Supplied passage
□ □ □

Saudi Arabia is systematically reducing its holdings in US government bonds. According to Riyadh’s finance ministry, in June, Saudi Arabia “disposed” of more than $3 billion worth of US long-term Treasury bonds. Riyadh currently holds $108.1 billion of US sovereign debt, which is the lowest in 6 years. According to Bloomberg Economics analysts, over the past 3.5 years, the portfolio of US government bonds controlled by Riyadh has decreased by 41 percent.
The United Arab Emirates, which recently reached an agreement with India on payments for oil exports in rupees and dirhams, also got rid of $4 billion of such treasury bonds in June.
According to international analysts, this is a clear demonstration that the de-dollarization process launched by Russia and China is apparently yielding first results.

□ □ □

Extracted records
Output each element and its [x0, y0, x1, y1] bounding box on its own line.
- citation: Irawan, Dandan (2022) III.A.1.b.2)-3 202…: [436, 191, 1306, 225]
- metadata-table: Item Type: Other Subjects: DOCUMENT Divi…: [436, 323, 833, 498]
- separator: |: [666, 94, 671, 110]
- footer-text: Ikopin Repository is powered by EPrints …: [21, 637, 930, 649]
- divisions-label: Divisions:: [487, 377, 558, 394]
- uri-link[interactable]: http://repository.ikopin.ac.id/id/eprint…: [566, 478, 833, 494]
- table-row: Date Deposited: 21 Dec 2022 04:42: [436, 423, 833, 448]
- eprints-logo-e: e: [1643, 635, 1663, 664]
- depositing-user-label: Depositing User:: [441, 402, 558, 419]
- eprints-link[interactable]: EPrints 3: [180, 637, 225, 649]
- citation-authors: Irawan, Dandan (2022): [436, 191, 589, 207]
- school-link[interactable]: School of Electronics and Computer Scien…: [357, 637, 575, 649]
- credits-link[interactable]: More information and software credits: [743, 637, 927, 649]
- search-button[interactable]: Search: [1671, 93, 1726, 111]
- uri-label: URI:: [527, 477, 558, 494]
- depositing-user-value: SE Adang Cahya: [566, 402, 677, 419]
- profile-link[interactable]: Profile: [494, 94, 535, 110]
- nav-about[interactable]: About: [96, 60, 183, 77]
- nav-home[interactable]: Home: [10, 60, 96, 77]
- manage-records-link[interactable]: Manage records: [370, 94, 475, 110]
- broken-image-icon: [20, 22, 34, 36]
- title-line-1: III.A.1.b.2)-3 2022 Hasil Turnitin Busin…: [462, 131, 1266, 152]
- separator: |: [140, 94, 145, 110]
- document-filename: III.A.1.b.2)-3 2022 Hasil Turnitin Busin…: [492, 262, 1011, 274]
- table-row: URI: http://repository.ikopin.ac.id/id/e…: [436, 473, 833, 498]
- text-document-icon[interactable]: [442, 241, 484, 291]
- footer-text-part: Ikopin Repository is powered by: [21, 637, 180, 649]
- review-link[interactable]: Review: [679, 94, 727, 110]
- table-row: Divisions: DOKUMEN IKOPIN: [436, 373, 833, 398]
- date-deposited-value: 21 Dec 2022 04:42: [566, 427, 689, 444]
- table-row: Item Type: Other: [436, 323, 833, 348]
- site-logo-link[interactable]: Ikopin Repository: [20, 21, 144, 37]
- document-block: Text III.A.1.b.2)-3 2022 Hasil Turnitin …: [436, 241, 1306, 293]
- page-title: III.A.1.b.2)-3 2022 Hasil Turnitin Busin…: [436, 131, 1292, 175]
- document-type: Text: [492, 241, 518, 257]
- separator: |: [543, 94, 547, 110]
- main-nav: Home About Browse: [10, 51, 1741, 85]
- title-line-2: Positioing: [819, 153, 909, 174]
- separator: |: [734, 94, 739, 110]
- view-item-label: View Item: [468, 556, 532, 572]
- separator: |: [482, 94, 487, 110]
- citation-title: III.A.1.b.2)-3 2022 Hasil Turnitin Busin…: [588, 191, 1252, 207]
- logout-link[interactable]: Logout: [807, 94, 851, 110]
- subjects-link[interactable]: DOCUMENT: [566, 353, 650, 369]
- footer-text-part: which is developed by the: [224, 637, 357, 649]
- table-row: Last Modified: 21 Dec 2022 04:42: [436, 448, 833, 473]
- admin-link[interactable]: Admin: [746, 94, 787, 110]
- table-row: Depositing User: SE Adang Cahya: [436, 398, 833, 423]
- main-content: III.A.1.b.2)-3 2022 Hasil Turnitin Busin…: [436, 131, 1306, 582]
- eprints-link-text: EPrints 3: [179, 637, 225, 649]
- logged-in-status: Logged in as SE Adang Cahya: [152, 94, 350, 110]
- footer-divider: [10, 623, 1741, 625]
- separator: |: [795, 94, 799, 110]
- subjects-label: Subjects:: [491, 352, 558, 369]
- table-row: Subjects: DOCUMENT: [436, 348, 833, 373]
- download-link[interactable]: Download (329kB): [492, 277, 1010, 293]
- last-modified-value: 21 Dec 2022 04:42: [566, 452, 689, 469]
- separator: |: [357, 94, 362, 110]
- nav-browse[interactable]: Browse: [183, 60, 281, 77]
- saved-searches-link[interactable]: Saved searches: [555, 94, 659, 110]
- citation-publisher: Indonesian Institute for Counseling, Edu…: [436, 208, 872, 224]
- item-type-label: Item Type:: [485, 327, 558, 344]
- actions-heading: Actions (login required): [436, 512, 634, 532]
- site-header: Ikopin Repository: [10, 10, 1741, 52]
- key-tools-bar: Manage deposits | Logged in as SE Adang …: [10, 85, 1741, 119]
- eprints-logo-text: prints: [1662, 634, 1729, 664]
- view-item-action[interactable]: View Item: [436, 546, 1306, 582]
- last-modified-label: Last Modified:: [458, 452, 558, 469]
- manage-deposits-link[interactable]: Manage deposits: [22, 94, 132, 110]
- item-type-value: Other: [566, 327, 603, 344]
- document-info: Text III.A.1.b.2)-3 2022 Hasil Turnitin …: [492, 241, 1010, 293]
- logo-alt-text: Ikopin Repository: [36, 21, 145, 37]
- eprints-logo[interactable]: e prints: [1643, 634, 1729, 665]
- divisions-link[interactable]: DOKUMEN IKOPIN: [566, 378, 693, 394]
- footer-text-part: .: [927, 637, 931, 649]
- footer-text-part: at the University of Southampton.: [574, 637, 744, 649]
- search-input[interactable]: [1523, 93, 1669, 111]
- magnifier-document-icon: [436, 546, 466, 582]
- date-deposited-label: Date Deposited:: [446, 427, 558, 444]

□ □ □

Actions to take
**a.** Rewrite as a short list the paragraph of the passage about Gulf holdings of US Treasury bonds that begins "Saudi Arabia is systematically reducing," keeping its main facts.
**b.** Extend the passage about Gulf holdings of US Treasury bonds, picking up after its final sentence.

Exercise answers
**a.**
- Saudi Arabia is steadily cutting its holdings of US government bonds.
- Riyadh's finance ministry says it sold more than $3 billion of long-term US Treasury bonds in June.
- Its holdings now stand at $108.1 billion, the lowest in six years.
- Bloomberg Economics analysts say the portfolio has shrunk by 41 percent over the past 3.5 years.

**b.**
Russia has reduced its investment in US Treasury bonds, which now account for just 0.1% of Russia’s international reserves that were estimated in August 2023 by Central Bank of the Russian Federation at $586.6 billion. China is also getting rid of assets labeled “toxic”: in June, Beijing sold a record $11.3 billion worth of US government bonds, thus reducing its dependence to a historic low in the last 14 years. As a reminder, the two largest holders of the US federal debt are Japan ($1.082 billion) and China (about $850 billion). Russia began phasing out US government bonds as early as 2018, reducing investment in US Treasury bonds from $96 billion to less than $15 billion in 2023.
International experts point out that for many decades Saudi Arabia has been the basis and cornerstone of the global oil trading system, denominated exclusively in US dollars. For 50 years, the Saudi rial has been firmly linked, or rather, leashed to the dollar. For this reason, the sale of US Treasury bonds by the Arab Kingdom is of particular importance. Riyadh is actively working to diversify its economy by developing political, economic, and trade ties with China and India that are Saudi Arabia’s two largest non-Western partners.